**Problem statement**
Leave out every picture, then transcribe the rest of the listing exactly.

**Input**
— begin —
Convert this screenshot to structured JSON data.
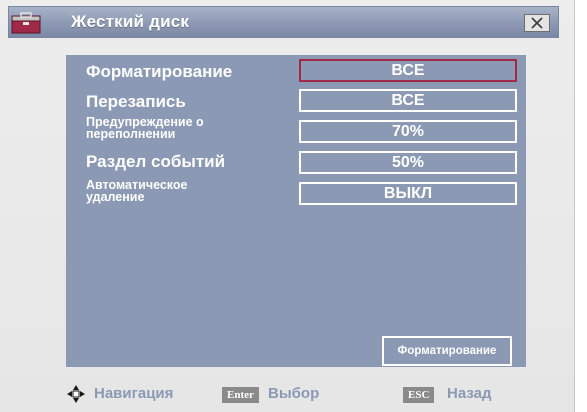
{
  "window": {
    "title": "Жесткий диск"
  },
  "settings": [
    {
      "label": "Форматирование",
      "value": "ВСЕ"
    },
    {
      "label": "Перезапись",
      "value": "ВСЕ"
    },
    {
      "label": "Предупреждение о переполнении",
      "value": "70%"
    },
    {
      "label": "Раздел событий",
      "value": "50%"
    },
    {
      "label": "Автоматическое удаление",
      "value": "ВЫКЛ"
    }
  ],
  "format_button": {
    "label": "Форматирование"
  },
  "footer": {
    "nav_label": "Навигация",
    "enter_key": "Enter",
    "enter_label": "Выбор",
    "esc_key": "ESC",
    "esc_label": "Назад"
  },
  "colors": {
    "panel": "#8b99b4",
    "titlebar": "#8d99b3",
    "active_border": "#9e2a48",
    "hint_text": "#8b99b4"
  }
}
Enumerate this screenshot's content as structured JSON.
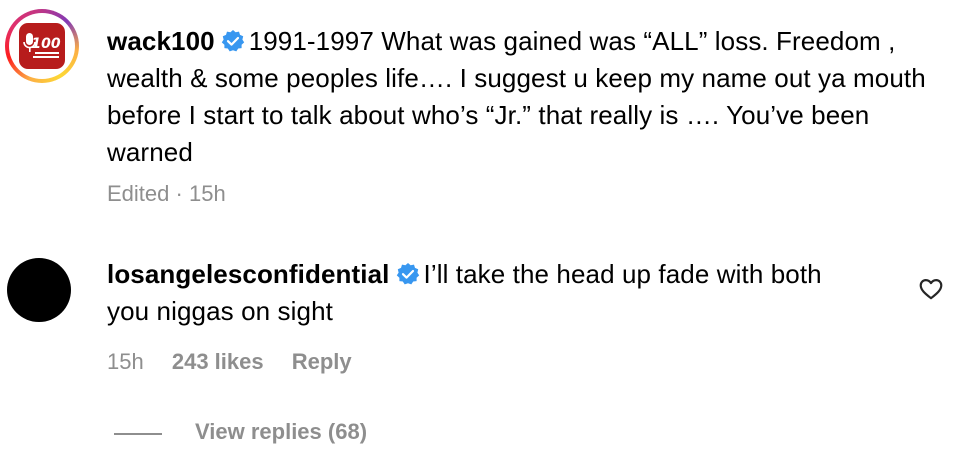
{
  "comments": [
    {
      "username": "wack100",
      "verified": true,
      "text": "1991-1997 What was gained was “ALL” loss. Freedom , wealth & some peoples life…. I suggest u keep my name out ya mouth before I start to talk about who’s “Jr.” that really is …. You’ve been warned",
      "edited": "Edited",
      "separator": "·",
      "time": "15h",
      "avatar_text": "100",
      "avatar_color": "#b71c1c"
    },
    {
      "username": "losangelesconfidential",
      "verified": true,
      "text": "I’ll take the head up fade with both you niggas on sight",
      "time": "15h",
      "likes": "243 likes",
      "reply": "Reply",
      "avatar_color": "#000000"
    }
  ],
  "view_replies": "View replies (68)",
  "icons": {
    "verified": "verified-badge-icon",
    "heart": "heart-icon"
  },
  "colors": {
    "verified_blue": "#3897f0",
    "muted_text": "#8e8e8e"
  }
}
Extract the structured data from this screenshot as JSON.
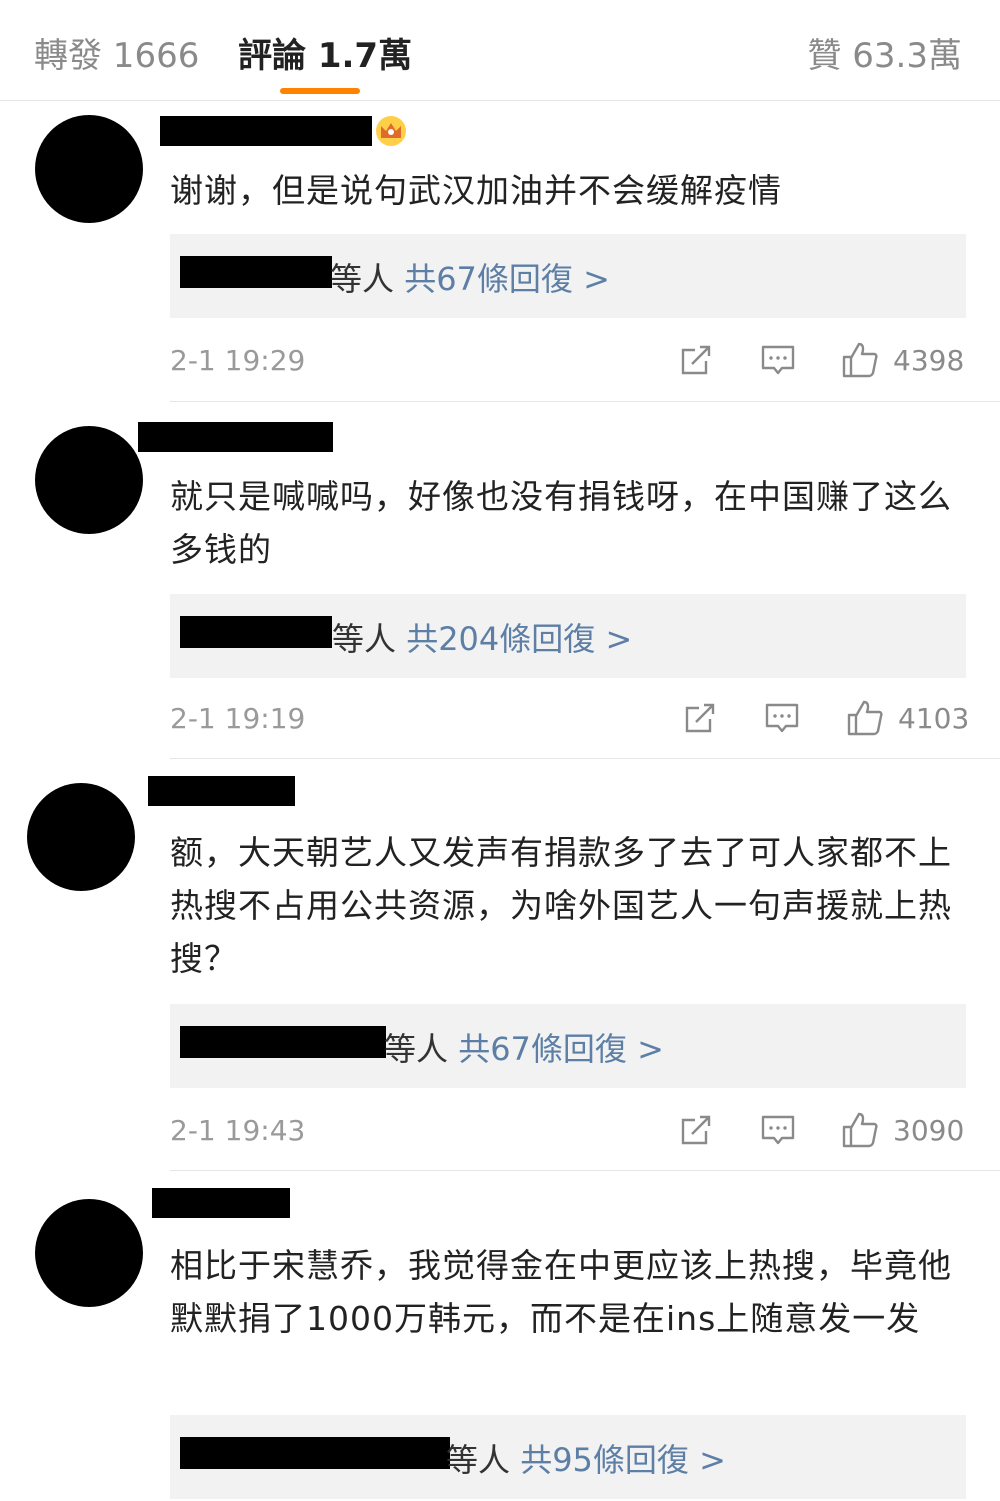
{
  "tabs": {
    "repost": "轉發 1666",
    "comments": "評論 1.7萬",
    "likes": "贊 63.3萬"
  },
  "comments": [
    {
      "text": "谢谢，但是说句武汉加油并不会缓解疫情",
      "reply_suffix": "等人",
      "reply_count": "共67條回復 >",
      "time": "2-1 19:29",
      "likes": "4398"
    },
    {
      "text": "就只是喊喊吗，好像也没有捐钱呀，在中国赚了这么多钱的",
      "reply_suffix": "等人",
      "reply_count": "共204條回復 >",
      "time": "2-1 19:19",
      "likes": "4103"
    },
    {
      "text": "额，大天朝艺人又发声有捐款多了去了可人家都不上热搜不占用公共资源，为啥外国艺人一句声援就上热搜？",
      "reply_suffix": "等人",
      "reply_count": "共67條回復 >",
      "time": "2-1 19:43",
      "likes": "3090"
    },
    {
      "text": "相比于宋慧乔，我觉得金在中更应该上热搜，毕竟他默默捐了1000万韩元，而不是在ins上随意发一发",
      "reply_suffix": "等人",
      "reply_count": "共95條回復 >"
    }
  ],
  "colors": {
    "accent": "#ff8200",
    "link": "#5d7fa6",
    "muted": "#9a9a9a"
  },
  "icons": [
    "crown-icon",
    "share-icon",
    "comment-icon",
    "thumbs-up-icon"
  ]
}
— end —
**Expected answer**
Convert this screenshot to structured JSON data.
{
  "window": {
    "title": "Жесткий диск"
  },
  "settings": [
    {
      "label": "Форматирование",
      "value": "ВСЕ"
    },
    {
      "label": "Перезапись",
      "value": "ВСЕ"
    },
    {
      "label": "Предупреждение о переполнении",
      "value": "70%"
    },
    {
      "label": "Раздел событий",
      "value": "50%"
    },
    {
      "label": "Автоматическое удаление",
      "value": "ВЫКЛ"
    }
  ],
  "format_button": {
    "label": "Форматирование"
  },
  "footer": {
    "nav_label": "Навигация",
    "enter_key": "Enter",
    "enter_label": "Выбор",
    "esc_key": "ESC",
    "esc_label": "Назад"
  },
  "colors": {
    "panel": "#8b99b4",
    "titlebar": "#8d99b3",
    "active_border": "#9e2a48",
    "hint_text": "#8b99b4"
  }
}
Enumerate this screenshot's content as structured JSON.
{
  "comments": [
    {
      "username": "wack100",
      "verified": true,
      "text": "1991-1997 What was gained was “ALL” loss. Freedom , wealth & some peoples life…. I suggest u keep my name out ya mouth before I start to talk about who’s “Jr.” that really is …. You’ve been warned",
      "edited": "Edited",
      "separator": "·",
      "time": "15h",
      "avatar_text": "100",
      "avatar_color": "#b71c1c"
    },
    {
      "username": "losangelesconfidential",
      "verified": true,
      "text": "I’ll take the head up fade with both you niggas on sight",
      "time": "15h",
      "likes": "243 likes",
      "reply": "Reply",
      "avatar_color": "#000000"
    }
  ],
  "view_replies": "View replies (68)",
  "icons": {
    "verified": "verified-badge-icon",
    "heart": "heart-icon"
  },
  "colors": {
    "verified_blue": "#3897f0",
    "muted_text": "#8e8e8e"
  }
}
Extract the structured data from this screenshot as JSON.
{
  "tabs": {
    "repost": "轉發 1666",
    "comments": "評論 1.7萬",
    "likes": "贊 63.3萬"
  },
  "comments": [
    {
      "text": "谢谢，但是说句武汉加油并不会缓解疫情",
      "reply_suffix": "等人",
      "reply_count": "共67條回復 >",
      "time": "2-1 19:29",
      "likes": "4398"
    },
    {
      "text": "就只是喊喊吗，好像也没有捐钱呀，在中国赚了这么多钱的",
      "reply_suffix": "等人",
      "reply_count": "共204條回復 >",
      "time": "2-1 19:19",
      "likes": "4103"
    },
    {
      "text": "额，大天朝艺人又发声有捐款多了去了可人家都不上热搜不占用公共资源，为啥外国艺人一句声援就上热搜？",
      "reply_suffix": "等人",
      "reply_count": "共67條回復 >",
      "time": "2-1 19:43",
      "likes": "3090"
    },
    {
      "text": "相比于宋慧乔，我觉得金在中更应该上热搜，毕竟他默默捐了1000万韩元，而不是在ins上随意发一发",
      "reply_suffix": "等人",
      "reply_count": "共95條回復 >"
    }
  ],
  "colors": {
    "accent": "#ff8200",
    "link": "#5d7fa6",
    "muted": "#9a9a9a"
  },
  "icons": [
    "crown-icon",
    "share-icon",
    "comment-icon",
    "thumbs-up-icon"
  ]
}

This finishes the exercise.